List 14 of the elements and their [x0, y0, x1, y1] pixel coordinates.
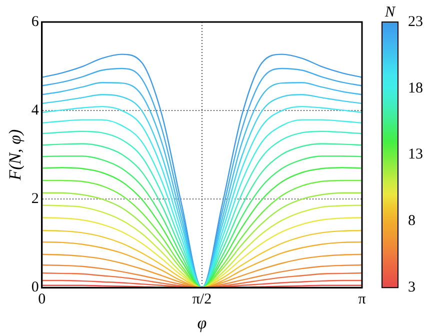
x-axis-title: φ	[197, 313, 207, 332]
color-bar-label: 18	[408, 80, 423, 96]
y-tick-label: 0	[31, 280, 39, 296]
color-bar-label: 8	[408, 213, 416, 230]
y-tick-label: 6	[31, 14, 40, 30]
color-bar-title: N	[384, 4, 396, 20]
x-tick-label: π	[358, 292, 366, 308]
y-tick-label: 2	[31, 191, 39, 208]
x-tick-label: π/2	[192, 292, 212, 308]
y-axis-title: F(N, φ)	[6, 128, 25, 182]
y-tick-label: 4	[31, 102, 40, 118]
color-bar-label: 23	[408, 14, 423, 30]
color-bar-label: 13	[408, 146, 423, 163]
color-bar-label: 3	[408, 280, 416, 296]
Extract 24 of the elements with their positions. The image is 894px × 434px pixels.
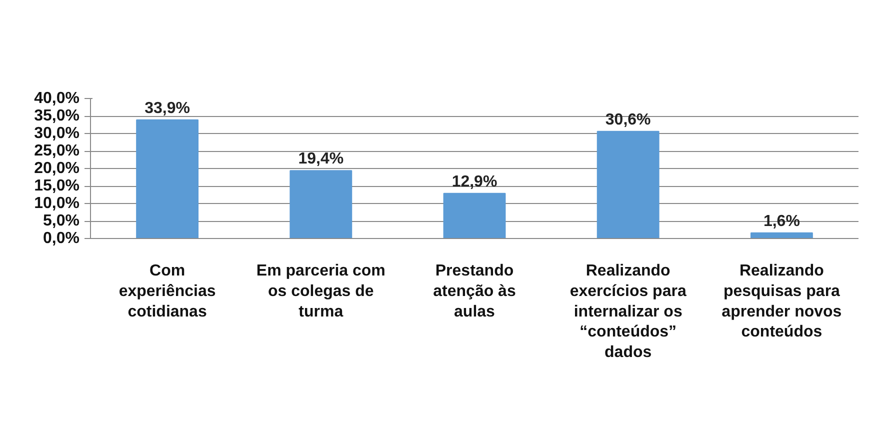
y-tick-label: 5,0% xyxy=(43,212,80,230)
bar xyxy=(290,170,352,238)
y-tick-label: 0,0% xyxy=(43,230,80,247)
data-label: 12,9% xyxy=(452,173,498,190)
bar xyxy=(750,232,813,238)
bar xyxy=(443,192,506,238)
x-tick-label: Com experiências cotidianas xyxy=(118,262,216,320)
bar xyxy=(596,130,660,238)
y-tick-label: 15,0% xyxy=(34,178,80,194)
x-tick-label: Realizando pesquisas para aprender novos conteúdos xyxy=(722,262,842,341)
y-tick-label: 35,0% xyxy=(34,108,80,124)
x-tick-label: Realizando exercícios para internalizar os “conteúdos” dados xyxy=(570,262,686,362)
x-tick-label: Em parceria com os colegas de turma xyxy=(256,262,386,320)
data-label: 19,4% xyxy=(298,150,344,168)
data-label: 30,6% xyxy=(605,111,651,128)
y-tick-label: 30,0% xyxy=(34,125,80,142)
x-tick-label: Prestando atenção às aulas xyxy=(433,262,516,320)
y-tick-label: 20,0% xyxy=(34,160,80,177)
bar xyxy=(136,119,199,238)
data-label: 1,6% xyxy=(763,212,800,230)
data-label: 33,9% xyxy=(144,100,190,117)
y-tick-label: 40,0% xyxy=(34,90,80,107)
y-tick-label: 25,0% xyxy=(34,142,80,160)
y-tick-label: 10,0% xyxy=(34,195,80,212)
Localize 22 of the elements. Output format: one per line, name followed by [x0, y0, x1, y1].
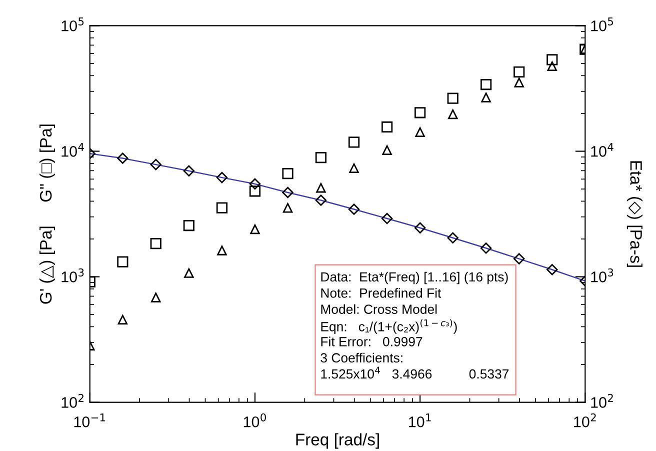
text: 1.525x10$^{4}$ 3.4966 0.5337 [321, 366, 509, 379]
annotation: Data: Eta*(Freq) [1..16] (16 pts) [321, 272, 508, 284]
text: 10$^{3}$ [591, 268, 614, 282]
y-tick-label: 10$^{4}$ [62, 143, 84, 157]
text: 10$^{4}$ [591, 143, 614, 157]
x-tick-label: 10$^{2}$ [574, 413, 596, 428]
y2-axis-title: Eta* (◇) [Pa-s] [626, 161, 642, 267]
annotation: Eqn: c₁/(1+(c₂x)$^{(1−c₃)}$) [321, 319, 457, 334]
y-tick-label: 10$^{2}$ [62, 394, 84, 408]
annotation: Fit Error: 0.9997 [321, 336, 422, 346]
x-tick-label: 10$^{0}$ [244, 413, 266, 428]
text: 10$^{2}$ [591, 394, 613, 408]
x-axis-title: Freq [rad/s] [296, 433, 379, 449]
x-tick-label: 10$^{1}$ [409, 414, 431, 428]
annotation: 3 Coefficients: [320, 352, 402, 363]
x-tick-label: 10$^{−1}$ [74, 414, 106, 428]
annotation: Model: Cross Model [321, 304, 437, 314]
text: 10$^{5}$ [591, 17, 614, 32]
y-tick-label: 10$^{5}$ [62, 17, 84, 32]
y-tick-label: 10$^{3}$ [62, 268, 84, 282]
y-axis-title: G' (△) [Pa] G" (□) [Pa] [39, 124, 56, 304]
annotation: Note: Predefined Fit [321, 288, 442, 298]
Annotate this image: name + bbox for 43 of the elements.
━━━━━━
What this task involves: Copy out, without changes, the lines of the records that begin with the one containing "366, 509, 379]" and stop after the one containing "414, 431, 428]".

Exercise output:
text: 1.525x10$^{4}$ 3.4966 0.5337 [321, 366, 509, 379]
annotation: Data: Eta*(Freq) [1..16] (16 pts) [321, 272, 508, 284]
text: 10$^{3}$ [591, 268, 614, 282]
y-tick-label: 10$^{4}$ [62, 143, 84, 157]
text: 10$^{4}$ [591, 143, 614, 157]
x-tick-label: 10$^{2}$ [574, 413, 596, 428]
y2-axis-title: Eta* (◇) [Pa-s] [626, 161, 642, 267]
annotation: Eqn: c₁/(1+(c₂x)$^{(1−c₃)}$) [321, 319, 457, 334]
y-tick-label: 10$^{2}$ [62, 394, 84, 408]
annotation: Fit Error: 0.9997 [321, 336, 422, 346]
x-tick-label: 10$^{0}$ [244, 413, 266, 428]
text: 10$^{2}$ [591, 394, 613, 408]
x-axis-title: Freq [rad/s] [296, 433, 379, 449]
x-tick-label: 10$^{1}$ [409, 414, 431, 428]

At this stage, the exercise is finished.